> _What you are asked to do_
Every line holding the string "text" should be gathered.

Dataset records

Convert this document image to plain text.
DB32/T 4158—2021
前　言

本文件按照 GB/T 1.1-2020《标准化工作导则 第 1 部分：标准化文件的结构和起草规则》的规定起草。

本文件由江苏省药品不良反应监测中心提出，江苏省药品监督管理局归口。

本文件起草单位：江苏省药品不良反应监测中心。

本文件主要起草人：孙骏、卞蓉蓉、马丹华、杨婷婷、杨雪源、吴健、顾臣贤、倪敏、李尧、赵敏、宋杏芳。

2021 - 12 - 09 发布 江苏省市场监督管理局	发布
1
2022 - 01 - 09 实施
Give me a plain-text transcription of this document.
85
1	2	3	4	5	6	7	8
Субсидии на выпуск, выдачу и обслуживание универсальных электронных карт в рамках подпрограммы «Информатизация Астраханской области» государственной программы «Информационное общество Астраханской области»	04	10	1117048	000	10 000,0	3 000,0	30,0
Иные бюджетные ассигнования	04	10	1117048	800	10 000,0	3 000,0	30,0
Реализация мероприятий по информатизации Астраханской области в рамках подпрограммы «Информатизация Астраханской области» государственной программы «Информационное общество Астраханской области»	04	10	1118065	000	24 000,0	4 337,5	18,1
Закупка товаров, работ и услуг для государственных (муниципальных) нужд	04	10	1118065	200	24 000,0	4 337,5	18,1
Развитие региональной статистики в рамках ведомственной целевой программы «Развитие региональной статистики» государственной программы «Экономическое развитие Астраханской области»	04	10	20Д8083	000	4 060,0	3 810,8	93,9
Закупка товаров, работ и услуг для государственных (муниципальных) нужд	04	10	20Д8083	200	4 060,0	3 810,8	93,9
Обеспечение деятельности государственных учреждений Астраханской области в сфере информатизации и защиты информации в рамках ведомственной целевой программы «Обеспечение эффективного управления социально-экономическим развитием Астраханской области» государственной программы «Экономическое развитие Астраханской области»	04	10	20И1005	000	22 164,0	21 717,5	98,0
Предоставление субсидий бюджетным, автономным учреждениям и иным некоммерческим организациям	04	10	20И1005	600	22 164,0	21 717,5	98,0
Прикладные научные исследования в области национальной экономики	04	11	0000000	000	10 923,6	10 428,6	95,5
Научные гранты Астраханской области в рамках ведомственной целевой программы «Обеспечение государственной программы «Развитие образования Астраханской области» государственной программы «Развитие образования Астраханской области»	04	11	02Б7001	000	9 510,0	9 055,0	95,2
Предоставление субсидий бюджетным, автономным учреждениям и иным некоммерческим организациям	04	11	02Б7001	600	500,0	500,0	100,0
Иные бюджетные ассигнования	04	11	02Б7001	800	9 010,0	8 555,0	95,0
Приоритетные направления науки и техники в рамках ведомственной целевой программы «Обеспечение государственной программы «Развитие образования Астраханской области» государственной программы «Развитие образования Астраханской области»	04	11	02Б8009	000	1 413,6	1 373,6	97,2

> _Answer_
Convert this document image to plain text.
Give me a plain-text transcription of this document.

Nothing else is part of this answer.